[Dataset rows about figures]
__________________________________________________

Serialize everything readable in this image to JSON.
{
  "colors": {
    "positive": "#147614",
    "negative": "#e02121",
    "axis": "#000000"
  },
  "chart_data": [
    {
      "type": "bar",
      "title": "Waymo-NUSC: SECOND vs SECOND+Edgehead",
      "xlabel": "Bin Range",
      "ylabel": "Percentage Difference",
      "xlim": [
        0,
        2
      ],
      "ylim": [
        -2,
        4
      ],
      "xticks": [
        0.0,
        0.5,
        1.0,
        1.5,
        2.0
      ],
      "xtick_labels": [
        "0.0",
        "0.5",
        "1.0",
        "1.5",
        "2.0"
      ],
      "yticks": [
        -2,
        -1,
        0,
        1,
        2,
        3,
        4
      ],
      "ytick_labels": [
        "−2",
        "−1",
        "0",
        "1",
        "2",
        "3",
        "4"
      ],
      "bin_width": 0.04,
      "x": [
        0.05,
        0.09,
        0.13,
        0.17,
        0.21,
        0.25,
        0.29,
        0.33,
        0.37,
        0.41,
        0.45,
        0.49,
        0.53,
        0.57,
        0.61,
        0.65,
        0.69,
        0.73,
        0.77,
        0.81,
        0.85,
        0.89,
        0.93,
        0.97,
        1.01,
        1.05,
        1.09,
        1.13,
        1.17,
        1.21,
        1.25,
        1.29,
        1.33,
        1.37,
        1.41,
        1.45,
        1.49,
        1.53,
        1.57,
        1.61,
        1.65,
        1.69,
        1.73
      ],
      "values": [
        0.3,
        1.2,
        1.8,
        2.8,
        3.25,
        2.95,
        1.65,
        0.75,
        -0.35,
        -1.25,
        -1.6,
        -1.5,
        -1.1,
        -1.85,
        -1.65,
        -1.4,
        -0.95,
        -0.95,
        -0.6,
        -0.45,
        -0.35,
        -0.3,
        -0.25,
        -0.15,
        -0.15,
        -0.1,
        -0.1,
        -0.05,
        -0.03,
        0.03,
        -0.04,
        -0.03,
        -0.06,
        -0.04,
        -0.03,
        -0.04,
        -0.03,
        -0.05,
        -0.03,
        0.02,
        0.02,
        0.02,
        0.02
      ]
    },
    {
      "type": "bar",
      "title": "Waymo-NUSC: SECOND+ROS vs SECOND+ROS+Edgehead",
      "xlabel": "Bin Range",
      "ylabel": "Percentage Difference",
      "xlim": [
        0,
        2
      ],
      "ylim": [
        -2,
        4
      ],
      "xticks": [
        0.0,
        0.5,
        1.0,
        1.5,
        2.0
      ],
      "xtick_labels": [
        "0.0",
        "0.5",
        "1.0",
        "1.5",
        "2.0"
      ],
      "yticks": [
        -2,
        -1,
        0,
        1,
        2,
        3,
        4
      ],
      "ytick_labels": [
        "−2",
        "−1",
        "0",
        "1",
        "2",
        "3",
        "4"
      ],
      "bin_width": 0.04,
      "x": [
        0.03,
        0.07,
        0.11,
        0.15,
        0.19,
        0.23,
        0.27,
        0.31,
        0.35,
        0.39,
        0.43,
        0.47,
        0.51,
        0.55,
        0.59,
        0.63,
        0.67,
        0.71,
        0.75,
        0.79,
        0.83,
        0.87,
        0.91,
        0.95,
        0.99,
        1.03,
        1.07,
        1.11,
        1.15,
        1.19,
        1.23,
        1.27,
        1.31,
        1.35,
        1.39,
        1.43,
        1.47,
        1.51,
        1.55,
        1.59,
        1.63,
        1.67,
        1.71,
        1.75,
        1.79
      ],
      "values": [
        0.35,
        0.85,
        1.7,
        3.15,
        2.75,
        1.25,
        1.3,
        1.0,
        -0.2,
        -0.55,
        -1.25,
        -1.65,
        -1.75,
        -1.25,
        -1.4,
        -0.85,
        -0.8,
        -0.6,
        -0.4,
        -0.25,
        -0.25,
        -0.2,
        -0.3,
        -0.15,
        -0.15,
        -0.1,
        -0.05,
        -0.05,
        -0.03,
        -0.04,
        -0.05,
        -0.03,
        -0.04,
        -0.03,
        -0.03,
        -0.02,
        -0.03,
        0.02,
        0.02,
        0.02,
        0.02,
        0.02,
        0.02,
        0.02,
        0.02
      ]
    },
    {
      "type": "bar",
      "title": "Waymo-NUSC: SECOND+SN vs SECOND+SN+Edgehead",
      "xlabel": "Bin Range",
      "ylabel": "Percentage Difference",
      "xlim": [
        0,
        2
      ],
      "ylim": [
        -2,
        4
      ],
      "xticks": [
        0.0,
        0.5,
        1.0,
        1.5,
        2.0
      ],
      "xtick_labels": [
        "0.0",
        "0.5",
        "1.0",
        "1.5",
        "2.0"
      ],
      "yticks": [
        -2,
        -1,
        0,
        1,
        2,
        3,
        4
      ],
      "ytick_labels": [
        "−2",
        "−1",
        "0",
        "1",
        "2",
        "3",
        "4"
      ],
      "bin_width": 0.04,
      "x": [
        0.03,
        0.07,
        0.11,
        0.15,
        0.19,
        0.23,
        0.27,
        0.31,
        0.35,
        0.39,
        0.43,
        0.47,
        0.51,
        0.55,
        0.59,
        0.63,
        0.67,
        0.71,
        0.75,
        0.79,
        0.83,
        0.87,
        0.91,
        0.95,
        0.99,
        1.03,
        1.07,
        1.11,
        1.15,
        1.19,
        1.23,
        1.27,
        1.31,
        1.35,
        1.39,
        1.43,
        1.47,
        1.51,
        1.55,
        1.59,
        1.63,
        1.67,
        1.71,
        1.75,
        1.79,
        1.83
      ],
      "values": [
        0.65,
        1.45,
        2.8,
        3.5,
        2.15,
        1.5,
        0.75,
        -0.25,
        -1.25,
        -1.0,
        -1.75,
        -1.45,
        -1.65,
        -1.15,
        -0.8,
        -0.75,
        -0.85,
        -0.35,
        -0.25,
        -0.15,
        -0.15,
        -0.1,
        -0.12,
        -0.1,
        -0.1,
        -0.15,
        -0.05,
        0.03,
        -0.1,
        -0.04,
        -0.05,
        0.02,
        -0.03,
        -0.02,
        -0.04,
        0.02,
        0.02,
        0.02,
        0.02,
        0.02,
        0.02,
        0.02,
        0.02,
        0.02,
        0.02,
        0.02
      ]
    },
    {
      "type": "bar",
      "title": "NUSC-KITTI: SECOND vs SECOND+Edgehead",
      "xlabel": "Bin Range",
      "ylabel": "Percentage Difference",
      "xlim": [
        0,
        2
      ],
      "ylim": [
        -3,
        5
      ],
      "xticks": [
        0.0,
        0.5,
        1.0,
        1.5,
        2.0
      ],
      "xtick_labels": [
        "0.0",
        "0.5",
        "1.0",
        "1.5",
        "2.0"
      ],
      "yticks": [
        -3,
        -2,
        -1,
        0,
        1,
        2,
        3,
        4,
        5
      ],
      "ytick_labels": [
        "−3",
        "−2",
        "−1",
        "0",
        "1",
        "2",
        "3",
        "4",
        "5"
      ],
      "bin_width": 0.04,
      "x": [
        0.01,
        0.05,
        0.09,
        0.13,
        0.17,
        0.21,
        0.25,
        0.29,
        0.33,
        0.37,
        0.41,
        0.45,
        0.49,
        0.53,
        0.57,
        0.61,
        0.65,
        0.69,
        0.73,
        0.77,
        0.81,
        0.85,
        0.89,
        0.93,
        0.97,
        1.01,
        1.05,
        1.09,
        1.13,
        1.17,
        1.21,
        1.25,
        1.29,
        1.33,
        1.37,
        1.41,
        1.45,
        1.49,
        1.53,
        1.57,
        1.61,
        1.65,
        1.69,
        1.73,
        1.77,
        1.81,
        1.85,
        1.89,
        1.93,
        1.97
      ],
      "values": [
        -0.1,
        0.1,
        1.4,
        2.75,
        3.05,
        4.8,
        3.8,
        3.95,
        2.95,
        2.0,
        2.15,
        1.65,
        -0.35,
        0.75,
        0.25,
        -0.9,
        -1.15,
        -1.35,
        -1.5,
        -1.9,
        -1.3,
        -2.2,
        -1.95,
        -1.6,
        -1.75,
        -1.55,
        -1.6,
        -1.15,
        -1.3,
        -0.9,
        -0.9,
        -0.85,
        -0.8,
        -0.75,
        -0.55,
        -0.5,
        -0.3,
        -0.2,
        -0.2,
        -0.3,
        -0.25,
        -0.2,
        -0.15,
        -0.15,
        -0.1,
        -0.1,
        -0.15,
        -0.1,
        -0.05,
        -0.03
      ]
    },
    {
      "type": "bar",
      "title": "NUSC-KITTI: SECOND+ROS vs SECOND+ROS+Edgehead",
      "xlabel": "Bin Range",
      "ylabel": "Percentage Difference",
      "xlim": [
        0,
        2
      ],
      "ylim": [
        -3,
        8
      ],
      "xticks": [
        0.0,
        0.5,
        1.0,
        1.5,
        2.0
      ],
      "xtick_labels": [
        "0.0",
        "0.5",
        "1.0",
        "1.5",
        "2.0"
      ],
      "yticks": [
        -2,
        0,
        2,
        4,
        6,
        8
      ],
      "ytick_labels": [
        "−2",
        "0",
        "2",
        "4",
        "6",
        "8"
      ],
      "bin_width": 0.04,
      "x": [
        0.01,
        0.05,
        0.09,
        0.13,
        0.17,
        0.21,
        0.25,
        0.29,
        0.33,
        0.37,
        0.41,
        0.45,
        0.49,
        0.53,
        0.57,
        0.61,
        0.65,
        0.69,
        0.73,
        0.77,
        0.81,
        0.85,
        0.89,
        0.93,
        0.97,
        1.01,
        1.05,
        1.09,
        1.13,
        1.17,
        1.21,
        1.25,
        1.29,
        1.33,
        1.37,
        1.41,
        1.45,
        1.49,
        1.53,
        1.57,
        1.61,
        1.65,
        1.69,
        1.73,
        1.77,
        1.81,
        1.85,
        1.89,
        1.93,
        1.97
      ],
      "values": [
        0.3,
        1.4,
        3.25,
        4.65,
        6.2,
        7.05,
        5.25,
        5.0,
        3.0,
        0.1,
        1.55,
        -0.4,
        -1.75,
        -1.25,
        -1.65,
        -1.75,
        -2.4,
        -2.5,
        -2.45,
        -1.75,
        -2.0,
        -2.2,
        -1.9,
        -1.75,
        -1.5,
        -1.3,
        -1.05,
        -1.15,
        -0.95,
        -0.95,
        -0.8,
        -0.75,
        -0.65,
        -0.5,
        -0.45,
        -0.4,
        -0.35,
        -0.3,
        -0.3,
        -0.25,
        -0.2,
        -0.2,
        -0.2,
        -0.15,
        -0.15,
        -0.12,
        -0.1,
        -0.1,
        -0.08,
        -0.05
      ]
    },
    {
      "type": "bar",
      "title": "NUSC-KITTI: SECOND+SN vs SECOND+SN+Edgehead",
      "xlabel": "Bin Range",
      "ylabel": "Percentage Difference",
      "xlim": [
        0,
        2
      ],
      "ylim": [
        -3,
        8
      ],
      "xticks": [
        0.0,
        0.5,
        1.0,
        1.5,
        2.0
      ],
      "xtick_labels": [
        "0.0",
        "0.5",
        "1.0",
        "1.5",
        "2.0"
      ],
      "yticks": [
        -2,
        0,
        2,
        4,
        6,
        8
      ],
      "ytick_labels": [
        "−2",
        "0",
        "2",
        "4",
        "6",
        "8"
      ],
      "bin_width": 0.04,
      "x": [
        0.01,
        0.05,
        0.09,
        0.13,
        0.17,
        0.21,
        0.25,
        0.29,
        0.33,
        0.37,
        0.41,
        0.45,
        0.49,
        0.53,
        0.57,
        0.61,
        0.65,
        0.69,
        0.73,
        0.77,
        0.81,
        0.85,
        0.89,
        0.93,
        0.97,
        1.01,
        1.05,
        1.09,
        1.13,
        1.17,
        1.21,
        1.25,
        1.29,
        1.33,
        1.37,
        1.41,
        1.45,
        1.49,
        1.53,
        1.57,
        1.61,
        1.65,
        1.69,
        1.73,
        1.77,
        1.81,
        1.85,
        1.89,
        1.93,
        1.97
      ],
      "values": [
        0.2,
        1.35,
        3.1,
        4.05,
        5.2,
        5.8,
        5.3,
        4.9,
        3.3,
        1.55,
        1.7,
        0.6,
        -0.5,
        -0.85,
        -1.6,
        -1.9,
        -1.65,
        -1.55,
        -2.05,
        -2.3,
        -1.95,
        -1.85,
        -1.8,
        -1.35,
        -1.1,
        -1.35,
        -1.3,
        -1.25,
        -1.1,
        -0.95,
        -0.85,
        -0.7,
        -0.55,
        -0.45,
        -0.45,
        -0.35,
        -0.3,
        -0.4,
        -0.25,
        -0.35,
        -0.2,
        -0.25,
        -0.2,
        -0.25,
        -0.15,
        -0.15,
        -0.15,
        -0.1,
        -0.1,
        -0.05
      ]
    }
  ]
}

__________________________________________________

Every line that holds the word "SECOND" counts once; state the total number of such lines and nothing else.

*EXPECTED ANSWER:*
6